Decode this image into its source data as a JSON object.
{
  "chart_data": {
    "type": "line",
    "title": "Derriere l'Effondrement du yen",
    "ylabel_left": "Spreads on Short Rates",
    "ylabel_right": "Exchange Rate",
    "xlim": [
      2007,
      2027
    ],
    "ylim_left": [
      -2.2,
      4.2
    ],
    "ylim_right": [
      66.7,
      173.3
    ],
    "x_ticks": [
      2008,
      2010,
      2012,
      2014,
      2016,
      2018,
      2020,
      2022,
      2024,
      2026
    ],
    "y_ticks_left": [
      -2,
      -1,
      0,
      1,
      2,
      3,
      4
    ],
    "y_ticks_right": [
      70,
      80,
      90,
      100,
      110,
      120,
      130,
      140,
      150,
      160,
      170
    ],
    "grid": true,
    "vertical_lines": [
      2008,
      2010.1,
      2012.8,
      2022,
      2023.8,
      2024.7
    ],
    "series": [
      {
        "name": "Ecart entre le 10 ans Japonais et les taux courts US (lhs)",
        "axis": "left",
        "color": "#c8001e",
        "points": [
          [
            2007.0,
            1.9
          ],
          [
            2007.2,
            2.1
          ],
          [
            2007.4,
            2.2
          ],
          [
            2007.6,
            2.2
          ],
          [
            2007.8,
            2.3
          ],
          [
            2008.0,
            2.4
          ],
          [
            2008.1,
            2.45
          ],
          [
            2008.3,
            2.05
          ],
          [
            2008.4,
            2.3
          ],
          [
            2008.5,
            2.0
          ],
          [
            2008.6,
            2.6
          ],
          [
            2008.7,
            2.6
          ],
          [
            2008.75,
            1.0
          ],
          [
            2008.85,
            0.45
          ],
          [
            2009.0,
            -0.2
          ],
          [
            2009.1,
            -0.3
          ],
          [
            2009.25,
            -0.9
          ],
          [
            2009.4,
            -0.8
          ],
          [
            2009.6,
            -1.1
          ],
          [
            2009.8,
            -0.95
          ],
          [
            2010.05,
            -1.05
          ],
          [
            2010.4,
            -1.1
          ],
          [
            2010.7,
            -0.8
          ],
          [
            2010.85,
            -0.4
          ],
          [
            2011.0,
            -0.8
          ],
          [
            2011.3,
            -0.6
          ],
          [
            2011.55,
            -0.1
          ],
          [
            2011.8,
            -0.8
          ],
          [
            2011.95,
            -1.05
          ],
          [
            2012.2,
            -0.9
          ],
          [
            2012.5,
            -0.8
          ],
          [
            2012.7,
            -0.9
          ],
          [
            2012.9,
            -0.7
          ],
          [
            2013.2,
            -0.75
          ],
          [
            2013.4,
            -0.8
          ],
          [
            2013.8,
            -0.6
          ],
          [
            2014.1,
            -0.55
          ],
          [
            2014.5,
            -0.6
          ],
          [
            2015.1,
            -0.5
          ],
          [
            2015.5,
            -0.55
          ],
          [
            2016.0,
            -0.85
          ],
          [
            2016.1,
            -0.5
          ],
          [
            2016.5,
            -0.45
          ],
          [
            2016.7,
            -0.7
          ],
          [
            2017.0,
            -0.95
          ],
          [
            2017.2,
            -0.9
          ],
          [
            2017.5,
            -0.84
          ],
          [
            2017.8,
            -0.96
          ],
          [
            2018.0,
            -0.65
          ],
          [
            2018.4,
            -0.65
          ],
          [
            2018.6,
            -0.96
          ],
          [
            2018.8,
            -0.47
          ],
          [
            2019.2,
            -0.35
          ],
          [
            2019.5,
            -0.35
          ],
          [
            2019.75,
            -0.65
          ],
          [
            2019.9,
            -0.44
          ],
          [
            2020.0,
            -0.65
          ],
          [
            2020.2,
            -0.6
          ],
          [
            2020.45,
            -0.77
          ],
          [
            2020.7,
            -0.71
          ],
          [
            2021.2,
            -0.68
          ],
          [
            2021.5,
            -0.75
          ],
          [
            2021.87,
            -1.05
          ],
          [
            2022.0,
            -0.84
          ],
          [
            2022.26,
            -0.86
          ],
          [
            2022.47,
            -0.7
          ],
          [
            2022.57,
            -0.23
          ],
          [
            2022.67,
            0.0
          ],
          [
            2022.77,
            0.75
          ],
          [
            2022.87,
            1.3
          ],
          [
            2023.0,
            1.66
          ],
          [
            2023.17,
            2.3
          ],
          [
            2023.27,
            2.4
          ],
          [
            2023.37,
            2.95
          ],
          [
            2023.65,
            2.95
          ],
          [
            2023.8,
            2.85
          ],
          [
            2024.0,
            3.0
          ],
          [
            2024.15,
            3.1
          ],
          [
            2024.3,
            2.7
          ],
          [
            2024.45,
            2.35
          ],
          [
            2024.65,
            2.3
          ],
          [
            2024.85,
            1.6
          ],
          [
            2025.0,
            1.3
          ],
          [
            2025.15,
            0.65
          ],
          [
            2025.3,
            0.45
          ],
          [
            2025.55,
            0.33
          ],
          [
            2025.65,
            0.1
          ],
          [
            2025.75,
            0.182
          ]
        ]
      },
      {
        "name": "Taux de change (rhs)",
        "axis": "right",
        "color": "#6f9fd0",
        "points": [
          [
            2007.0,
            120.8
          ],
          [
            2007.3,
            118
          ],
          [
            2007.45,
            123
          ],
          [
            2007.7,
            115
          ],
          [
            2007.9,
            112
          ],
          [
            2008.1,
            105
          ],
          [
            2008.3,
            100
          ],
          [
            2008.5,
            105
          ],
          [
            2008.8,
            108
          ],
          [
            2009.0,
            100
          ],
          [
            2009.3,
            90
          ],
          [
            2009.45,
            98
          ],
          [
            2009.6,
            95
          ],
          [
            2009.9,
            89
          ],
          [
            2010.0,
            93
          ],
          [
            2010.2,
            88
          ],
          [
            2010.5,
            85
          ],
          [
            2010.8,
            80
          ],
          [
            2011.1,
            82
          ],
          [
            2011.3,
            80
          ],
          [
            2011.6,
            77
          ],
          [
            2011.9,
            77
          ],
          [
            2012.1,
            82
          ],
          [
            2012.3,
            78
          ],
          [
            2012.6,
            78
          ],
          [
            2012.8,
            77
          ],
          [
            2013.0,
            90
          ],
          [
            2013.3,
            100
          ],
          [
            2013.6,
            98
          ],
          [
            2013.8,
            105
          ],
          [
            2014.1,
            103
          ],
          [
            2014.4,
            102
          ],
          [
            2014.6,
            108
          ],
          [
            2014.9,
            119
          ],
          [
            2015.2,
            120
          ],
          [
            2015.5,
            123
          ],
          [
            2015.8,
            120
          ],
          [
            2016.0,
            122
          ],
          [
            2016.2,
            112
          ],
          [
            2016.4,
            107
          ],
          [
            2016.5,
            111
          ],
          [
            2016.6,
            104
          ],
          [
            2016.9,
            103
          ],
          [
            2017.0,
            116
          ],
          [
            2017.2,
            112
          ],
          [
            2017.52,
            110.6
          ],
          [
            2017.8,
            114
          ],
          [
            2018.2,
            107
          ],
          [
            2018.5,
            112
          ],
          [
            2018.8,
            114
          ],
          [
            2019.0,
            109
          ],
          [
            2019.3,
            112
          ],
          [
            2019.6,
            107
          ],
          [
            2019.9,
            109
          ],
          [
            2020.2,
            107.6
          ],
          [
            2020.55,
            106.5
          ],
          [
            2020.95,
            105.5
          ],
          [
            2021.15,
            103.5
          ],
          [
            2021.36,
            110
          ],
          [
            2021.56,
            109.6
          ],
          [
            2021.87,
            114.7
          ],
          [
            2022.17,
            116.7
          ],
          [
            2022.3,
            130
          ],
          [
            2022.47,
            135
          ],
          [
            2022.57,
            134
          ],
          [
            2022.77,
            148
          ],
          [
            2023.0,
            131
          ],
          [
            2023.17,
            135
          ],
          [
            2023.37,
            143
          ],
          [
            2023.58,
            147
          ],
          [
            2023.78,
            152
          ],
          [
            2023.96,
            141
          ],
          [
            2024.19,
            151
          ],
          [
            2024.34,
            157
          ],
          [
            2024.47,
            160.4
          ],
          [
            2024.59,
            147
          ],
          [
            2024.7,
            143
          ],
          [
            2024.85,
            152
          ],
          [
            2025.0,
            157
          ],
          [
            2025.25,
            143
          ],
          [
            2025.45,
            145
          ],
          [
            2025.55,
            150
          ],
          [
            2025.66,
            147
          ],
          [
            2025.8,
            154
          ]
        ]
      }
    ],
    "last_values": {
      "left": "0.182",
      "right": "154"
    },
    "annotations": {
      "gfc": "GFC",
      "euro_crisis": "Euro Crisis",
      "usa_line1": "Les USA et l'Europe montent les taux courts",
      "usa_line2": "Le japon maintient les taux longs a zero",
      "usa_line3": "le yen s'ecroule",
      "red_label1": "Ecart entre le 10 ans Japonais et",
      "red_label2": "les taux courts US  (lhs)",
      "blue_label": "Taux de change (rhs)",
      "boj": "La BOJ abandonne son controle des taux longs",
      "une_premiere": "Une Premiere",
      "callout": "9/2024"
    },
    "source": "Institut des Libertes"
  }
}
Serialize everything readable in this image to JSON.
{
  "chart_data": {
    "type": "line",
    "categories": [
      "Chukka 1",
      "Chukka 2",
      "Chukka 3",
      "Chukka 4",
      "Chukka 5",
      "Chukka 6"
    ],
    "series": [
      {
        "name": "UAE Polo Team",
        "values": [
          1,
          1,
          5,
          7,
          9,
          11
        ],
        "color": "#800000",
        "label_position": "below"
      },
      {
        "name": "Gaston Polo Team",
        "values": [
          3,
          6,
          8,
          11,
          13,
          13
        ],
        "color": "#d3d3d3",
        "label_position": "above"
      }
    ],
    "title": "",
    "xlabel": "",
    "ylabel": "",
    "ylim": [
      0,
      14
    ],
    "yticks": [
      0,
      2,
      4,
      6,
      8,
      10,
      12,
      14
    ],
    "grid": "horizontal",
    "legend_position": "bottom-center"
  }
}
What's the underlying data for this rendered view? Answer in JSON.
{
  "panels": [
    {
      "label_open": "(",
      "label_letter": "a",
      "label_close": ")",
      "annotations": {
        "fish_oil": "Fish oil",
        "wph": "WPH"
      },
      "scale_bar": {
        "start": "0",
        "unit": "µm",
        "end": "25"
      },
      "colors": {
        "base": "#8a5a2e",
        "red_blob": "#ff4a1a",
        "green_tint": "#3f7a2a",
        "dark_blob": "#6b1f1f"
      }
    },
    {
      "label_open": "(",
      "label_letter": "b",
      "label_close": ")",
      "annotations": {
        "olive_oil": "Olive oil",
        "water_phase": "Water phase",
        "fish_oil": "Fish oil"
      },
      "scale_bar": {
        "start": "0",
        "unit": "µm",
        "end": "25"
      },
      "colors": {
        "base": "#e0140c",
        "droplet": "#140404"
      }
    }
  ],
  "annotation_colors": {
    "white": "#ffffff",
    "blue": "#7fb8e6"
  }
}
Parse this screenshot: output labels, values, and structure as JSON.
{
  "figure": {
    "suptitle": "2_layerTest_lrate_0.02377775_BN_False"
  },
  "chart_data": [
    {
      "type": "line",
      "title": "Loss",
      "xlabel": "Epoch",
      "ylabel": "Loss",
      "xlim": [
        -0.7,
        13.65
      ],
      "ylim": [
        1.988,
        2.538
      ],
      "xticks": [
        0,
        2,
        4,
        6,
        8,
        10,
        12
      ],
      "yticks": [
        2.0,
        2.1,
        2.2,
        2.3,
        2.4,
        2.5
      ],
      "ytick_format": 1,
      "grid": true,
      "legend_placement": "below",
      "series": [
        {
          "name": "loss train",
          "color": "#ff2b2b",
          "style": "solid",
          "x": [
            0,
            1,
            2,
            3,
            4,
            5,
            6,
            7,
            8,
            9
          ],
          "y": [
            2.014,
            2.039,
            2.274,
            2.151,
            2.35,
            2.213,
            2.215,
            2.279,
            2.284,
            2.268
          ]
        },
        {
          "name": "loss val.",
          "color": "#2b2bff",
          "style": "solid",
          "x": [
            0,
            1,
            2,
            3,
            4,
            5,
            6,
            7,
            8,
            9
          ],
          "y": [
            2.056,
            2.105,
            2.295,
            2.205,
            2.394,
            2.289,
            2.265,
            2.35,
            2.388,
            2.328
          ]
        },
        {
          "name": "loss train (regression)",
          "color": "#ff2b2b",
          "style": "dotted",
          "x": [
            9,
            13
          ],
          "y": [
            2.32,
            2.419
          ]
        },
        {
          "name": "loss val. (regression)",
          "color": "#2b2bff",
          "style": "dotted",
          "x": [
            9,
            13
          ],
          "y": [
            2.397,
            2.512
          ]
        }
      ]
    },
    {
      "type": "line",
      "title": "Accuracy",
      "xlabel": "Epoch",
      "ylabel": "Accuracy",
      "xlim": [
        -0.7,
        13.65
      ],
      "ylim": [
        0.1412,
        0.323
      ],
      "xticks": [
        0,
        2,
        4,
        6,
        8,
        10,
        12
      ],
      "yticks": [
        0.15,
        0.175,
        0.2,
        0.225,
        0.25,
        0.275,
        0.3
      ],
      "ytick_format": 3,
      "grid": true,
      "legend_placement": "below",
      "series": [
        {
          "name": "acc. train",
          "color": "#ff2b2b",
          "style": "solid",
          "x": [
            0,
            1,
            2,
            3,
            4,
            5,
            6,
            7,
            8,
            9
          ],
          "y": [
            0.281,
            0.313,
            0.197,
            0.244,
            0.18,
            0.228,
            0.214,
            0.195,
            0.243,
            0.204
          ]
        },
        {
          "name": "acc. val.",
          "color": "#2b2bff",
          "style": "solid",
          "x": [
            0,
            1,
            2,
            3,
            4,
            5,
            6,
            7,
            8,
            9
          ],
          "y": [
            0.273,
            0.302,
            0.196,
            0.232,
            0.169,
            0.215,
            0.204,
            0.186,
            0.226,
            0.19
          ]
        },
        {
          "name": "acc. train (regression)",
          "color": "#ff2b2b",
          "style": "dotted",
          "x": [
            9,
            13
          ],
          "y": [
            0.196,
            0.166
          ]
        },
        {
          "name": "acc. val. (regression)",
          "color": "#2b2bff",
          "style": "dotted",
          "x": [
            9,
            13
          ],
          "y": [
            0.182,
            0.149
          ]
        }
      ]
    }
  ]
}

GIVEN INSTRUCTION: Search the data for "grid". Copy every line that has it.

OUTPUT FOR THIS TASK:
    "grid": true,
    "grid": "horizontal",
      "grid": true,
      "grid": true,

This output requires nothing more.